## TASK DETAILS
Copy out the listing that follows, exactly, without its pictures.
Start of EXTRACTED ENTRIES
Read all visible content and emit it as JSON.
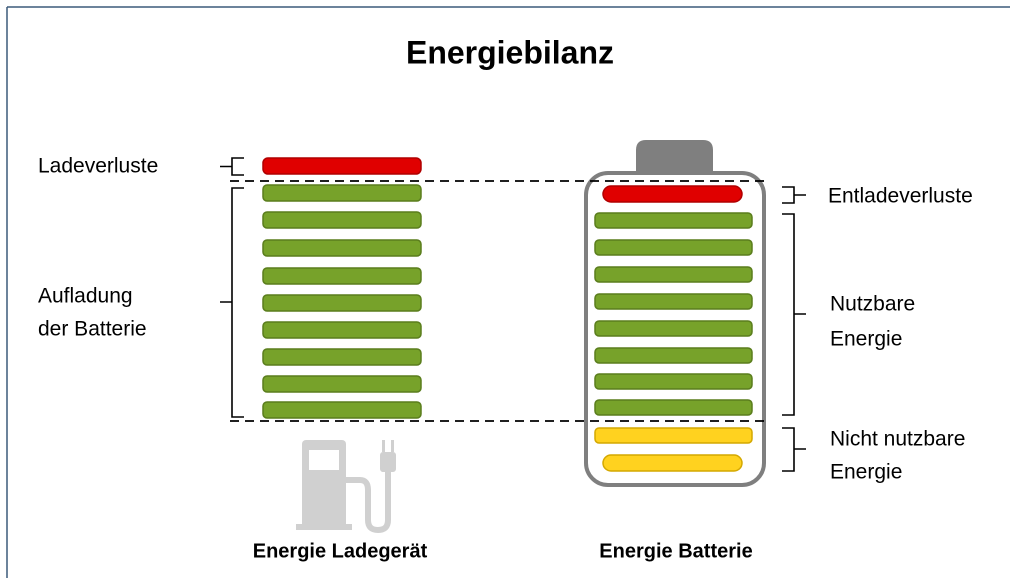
{
  "title": "Energiebilanz",
  "labels": {
    "charging_loss": "Ladeverluste",
    "charging": [
      "Aufladung",
      "der Batterie"
    ],
    "discharge_loss": "Entladeverluste",
    "usable": [
      "Nutzbare",
      "Energie"
    ],
    "unusable": [
      "Nicht nutzbare",
      "Energie"
    ]
  },
  "captions": [
    "Energie Ladegerät",
    "Energie Batterie"
  ]
}
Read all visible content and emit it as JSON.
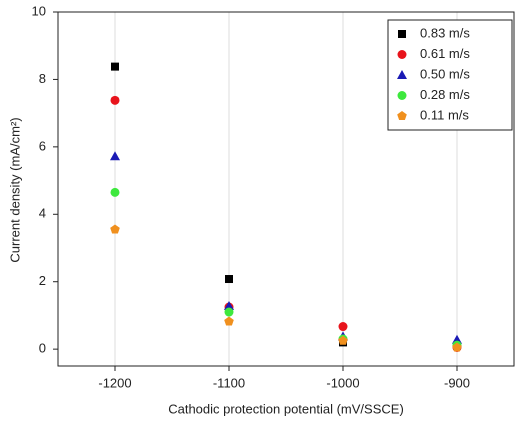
{
  "chart_data": {
    "type": "scatter",
    "xlabel": "Cathodic protection potential (mV/SSCE)",
    "ylabel": "Current density (mA/cm²)",
    "x": [
      -1200,
      -1100,
      -1000,
      -900
    ],
    "series": [
      {
        "name": "0.83 m/s",
        "color": "#000000",
        "marker": "square",
        "values": [
          8.38,
          2.08,
          0.2,
          0.1
        ]
      },
      {
        "name": "0.61 m/s",
        "color": "#e8141c",
        "marker": "circle",
        "values": [
          7.38,
          1.25,
          0.67,
          0.05
        ]
      },
      {
        "name": "0.50 m/s",
        "color": "#1a1ab4",
        "marker": "triangle",
        "values": [
          5.72,
          1.28,
          0.38,
          0.28
        ]
      },
      {
        "name": "0.28 m/s",
        "color": "#3de83d",
        "marker": "circle",
        "values": [
          4.65,
          1.1,
          0.3,
          0.12
        ]
      },
      {
        "name": "0.11 m/s",
        "color": "#f0901e",
        "marker": "pentagon",
        "values": [
          3.55,
          0.82,
          0.25,
          0.05
        ]
      }
    ],
    "xlim": [
      -1250,
      -850
    ],
    "xticks": [
      -1200,
      -1100,
      -1000,
      -900
    ],
    "ylim": [
      -0.5,
      10
    ],
    "yticks": [
      0,
      2,
      4,
      6,
      8,
      10
    ],
    "grid": "x",
    "legend": "upper right"
  }
}
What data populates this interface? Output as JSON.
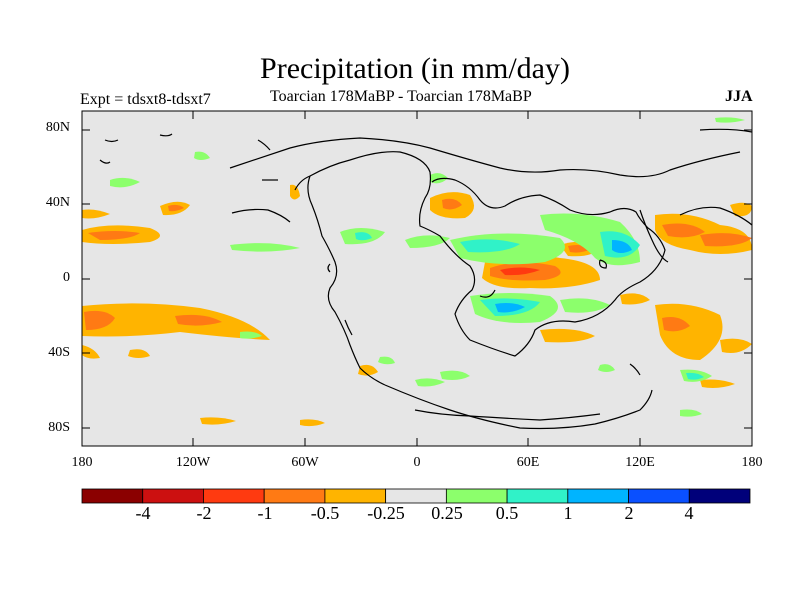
{
  "title": "Precipitation (in mm/day)",
  "left_label": "Expt = tdsxt8-tdsxt7",
  "center_label": "Toarcian 178MaBP - Toarcian 178MaBP",
  "right_label": "JJA",
  "axes": {
    "x_ticks": [
      "180",
      "120W",
      "60W",
      "0",
      "60E",
      "120E",
      "180"
    ],
    "y_ticks": [
      "80N",
      "40N",
      "0",
      "40S",
      "80S"
    ]
  },
  "colorbar": {
    "labels": [
      "-4",
      "-2",
      "-1",
      "-0.5",
      "-0.25",
      "0.25",
      "0.5",
      "1",
      "2",
      "4"
    ],
    "colors": [
      "#8b0000",
      "#cc1010",
      "#ff3a10",
      "#ff7a14",
      "#ffb400",
      "#e6e6e6",
      "#8cff6c",
      "#30f2c8",
      "#00b4ff",
      "#0a50ff",
      "#00007a"
    ]
  },
  "colors": {
    "background": "#e6e6e6",
    "coast": "#000000"
  }
}
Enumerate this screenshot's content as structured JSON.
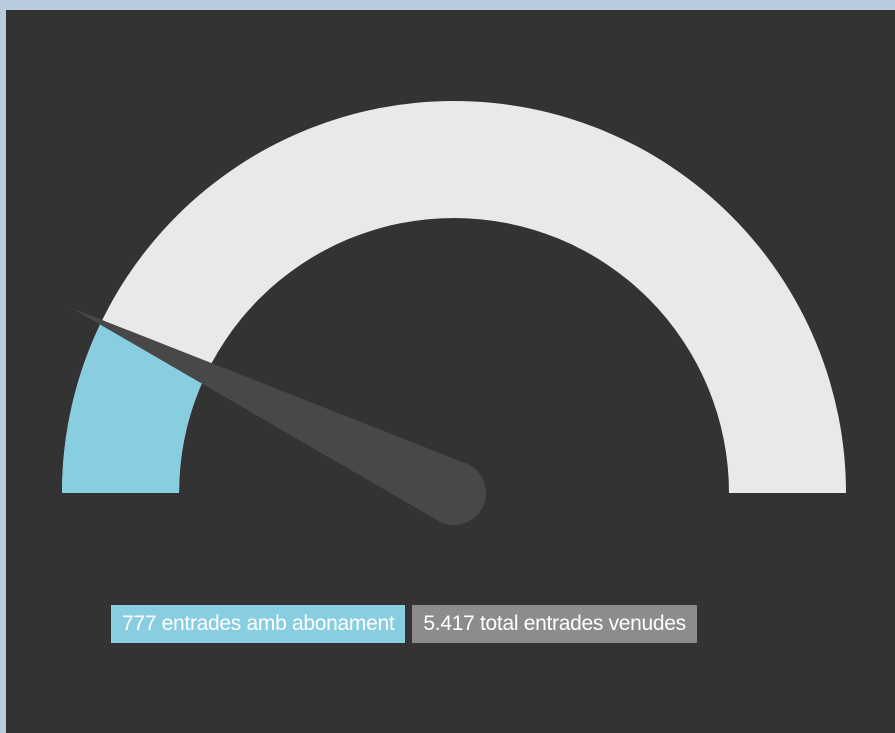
{
  "chart_data": {
    "type": "gauge",
    "value": 777,
    "max": 5417,
    "labels": {
      "value_label": "777 entrades amb abonament",
      "total_label": "5.417 total entrades venudes"
    },
    "colors": {
      "fill": "#88cde0",
      "track": "#e9e9e9",
      "needle": "#484848",
      "background": "#333333",
      "total_chip": "#8c8c8c"
    }
  }
}
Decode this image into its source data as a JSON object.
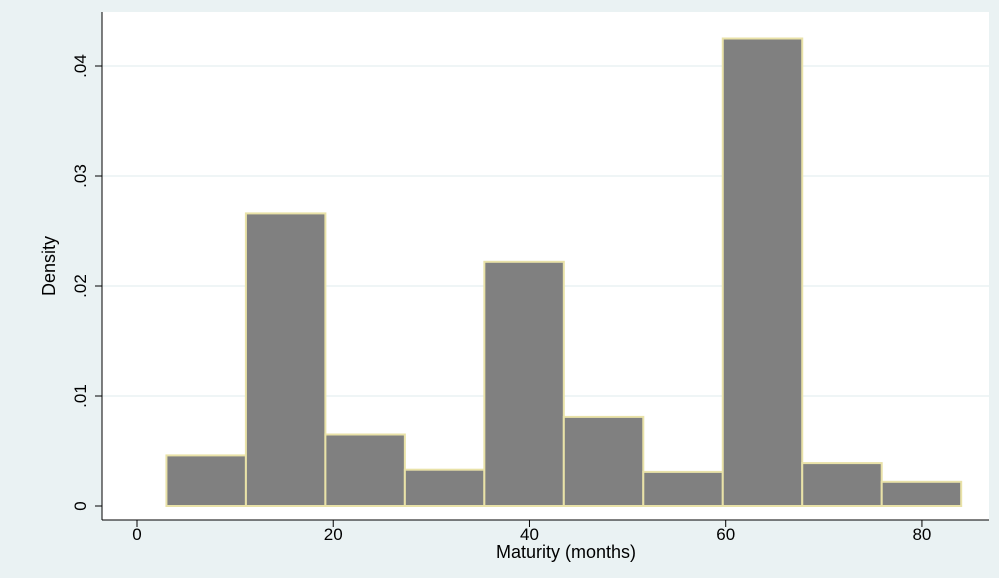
{
  "chart_data": {
    "type": "bar",
    "subtype": "histogram",
    "xlabel": "Maturity (months)",
    "ylabel": "Density",
    "xlim": [
      0,
      85
    ],
    "ylim": [
      0,
      0.0443
    ],
    "x_ticks": [
      0,
      20,
      40,
      60,
      80
    ],
    "x_tick_labels": [
      "0",
      "20",
      "40",
      "60",
      "80"
    ],
    "y_ticks": [
      0,
      0.01,
      0.02,
      0.03,
      0.04
    ],
    "y_tick_labels": [
      "0",
      ".01",
      ".02",
      ".03",
      ".04"
    ],
    "grid": "horizontal",
    "bin_width": 8.1,
    "bins": [
      {
        "x0": 3.0,
        "x1": 11.1,
        "value": 0.0046
      },
      {
        "x0": 11.1,
        "x1": 19.2,
        "value": 0.0266
      },
      {
        "x0": 19.2,
        "x1": 27.3,
        "value": 0.0065
      },
      {
        "x0": 27.3,
        "x1": 35.4,
        "value": 0.0033
      },
      {
        "x0": 35.4,
        "x1": 43.5,
        "value": 0.0222
      },
      {
        "x0": 43.5,
        "x1": 51.6,
        "value": 0.0081
      },
      {
        "x0": 51.6,
        "x1": 59.7,
        "value": 0.0031
      },
      {
        "x0": 59.7,
        "x1": 67.8,
        "value": 0.0425
      },
      {
        "x0": 67.8,
        "x1": 75.9,
        "value": 0.0039
      },
      {
        "x0": 75.9,
        "x1": 84.0,
        "value": 0.0022
      }
    ],
    "colors": {
      "bar_fill": "#808080",
      "bar_edge": "#e9e2a8",
      "plot_bg": "#ffffff",
      "outer_bg": "#eaf2f3",
      "grid": "#eaf2f3"
    }
  }
}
End of EXTRACTED ENTRIES
## EXERCISE OUTPUT
Read all visible content and emit it as JSON.
{
  "title": "Energiebilanz",
  "labels": {
    "charging_loss": "Ladeverluste",
    "charging": [
      "Aufladung",
      "der Batterie"
    ],
    "discharge_loss": "Entladeverluste",
    "usable": [
      "Nutzbare",
      "Energie"
    ],
    "unusable": [
      "Nicht nutzbare",
      "Energie"
    ]
  },
  "captions": [
    "Energie Ladegerät",
    "Energie Batterie"
  ]
}
Read all visible content and emit it as JSON.
{
  "chart_data": {
    "type": "scatter",
    "xlabel": "Cathodic protection potential (mV/SSCE)",
    "ylabel": "Current density (mA/cm²)",
    "x": [
      -1200,
      -1100,
      -1000,
      -900
    ],
    "series": [
      {
        "name": "0.83 m/s",
        "color": "#000000",
        "marker": "square",
        "values": [
          8.38,
          2.08,
          0.2,
          0.1
        ]
      },
      {
        "name": "0.61 m/s",
        "color": "#e8141c",
        "marker": "circle",
        "values": [
          7.38,
          1.25,
          0.67,
          0.05
        ]
      },
      {
        "name": "0.50 m/s",
        "color": "#1a1ab4",
        "marker": "triangle",
        "values": [
          5.72,
          1.28,
          0.38,
          0.28
        ]
      },
      {
        "name": "0.28 m/s",
        "color": "#3de83d",
        "marker": "circle",
        "values": [
          4.65,
          1.1,
          0.3,
          0.12
        ]
      },
      {
        "name": "0.11 m/s",
        "color": "#f0901e",
        "marker": "pentagon",
        "values": [
          3.55,
          0.82,
          0.25,
          0.05
        ]
      }
    ],
    "xlim": [
      -1250,
      -850
    ],
    "xticks": [
      -1200,
      -1100,
      -1000,
      -900
    ],
    "ylim": [
      -0.5,
      10
    ],
    "yticks": [
      0,
      2,
      4,
      6,
      8,
      10
    ],
    "grid": "x",
    "legend": "upper right"
  }
}
What data populates this interface? Output as JSON.
{
  "title": "Precipitation (in mm/day)",
  "left_label": "Expt = tdsxt8-tdsxt7",
  "center_label": "Toarcian 178MaBP - Toarcian 178MaBP",
  "right_label": "JJA",
  "axes": {
    "x_ticks": [
      "180",
      "120W",
      "60W",
      "0",
      "60E",
      "120E",
      "180"
    ],
    "y_ticks": [
      "80N",
      "40N",
      "0",
      "40S",
      "80S"
    ]
  },
  "colorbar": {
    "labels": [
      "-4",
      "-2",
      "-1",
      "-0.5",
      "-0.25",
      "0.25",
      "0.5",
      "1",
      "2",
      "4"
    ],
    "colors": [
      "#8b0000",
      "#cc1010",
      "#ff3a10",
      "#ff7a14",
      "#ffb400",
      "#e6e6e6",
      "#8cff6c",
      "#30f2c8",
      "#00b4ff",
      "#0a50ff",
      "#00007a"
    ]
  },
  "colors": {
    "background": "#e6e6e6",
    "coast": "#000000"
  }
}
Enumerate this screenshot's content as structured JSON.
{
  "chart_data": {
    "type": "gauge",
    "value": 777,
    "max": 5417,
    "labels": {
      "value_label": "777 entrades amb abonament",
      "total_label": "5.417 total entrades venudes"
    },
    "colors": {
      "fill": "#88cde0",
      "track": "#e9e9e9",
      "needle": "#484848",
      "background": "#333333",
      "total_chip": "#8c8c8c"
    }
  }
}
Decode this image into its source data as a JSON object.
{
  "chart_data": {
    "type": "bar",
    "subtype": "histogram",
    "xlabel": "Maturity (months)",
    "ylabel": "Density",
    "xlim": [
      0,
      85
    ],
    "ylim": [
      0,
      0.0443
    ],
    "x_ticks": [
      0,
      20,
      40,
      60,
      80
    ],
    "x_tick_labels": [
      "0",
      "20",
      "40",
      "60",
      "80"
    ],
    "y_ticks": [
      0,
      0.01,
      0.02,
      0.03,
      0.04
    ],
    "y_tick_labels": [
      "0",
      ".01",
      ".02",
      ".03",
      ".04"
    ],
    "grid": "horizontal",
    "bin_width": 8.1,
    "bins": [
      {
        "x0": 3.0,
        "x1": 11.1,
        "value": 0.0046
      },
      {
        "x0": 11.1,
        "x1": 19.2,
        "value": 0.0266
      },
      {
        "x0": 19.2,
        "x1": 27.3,
        "value": 0.0065
      },
      {
        "x0": 27.3,
        "x1": 35.4,
        "value": 0.0033
      },
      {
        "x0": 35.4,
        "x1": 43.5,
        "value": 0.0222
      },
      {
        "x0": 43.5,
        "x1": 51.6,
        "value": 0.0081
      },
      {
        "x0": 51.6,
        "x1": 59.7,
        "value": 0.0031
      },
      {
        "x0": 59.7,
        "x1": 67.8,
        "value": 0.0425
      },
      {
        "x0": 67.8,
        "x1": 75.9,
        "value": 0.0039
      },
      {
        "x0": 75.9,
        "x1": 84.0,
        "value": 0.0022
      }
    ],
    "colors": {
      "bar_fill": "#808080",
      "bar_edge": "#e9e2a8",
      "plot_bg": "#ffffff",
      "outer_bg": "#eaf2f3",
      "grid": "#eaf2f3"
    }
  }
}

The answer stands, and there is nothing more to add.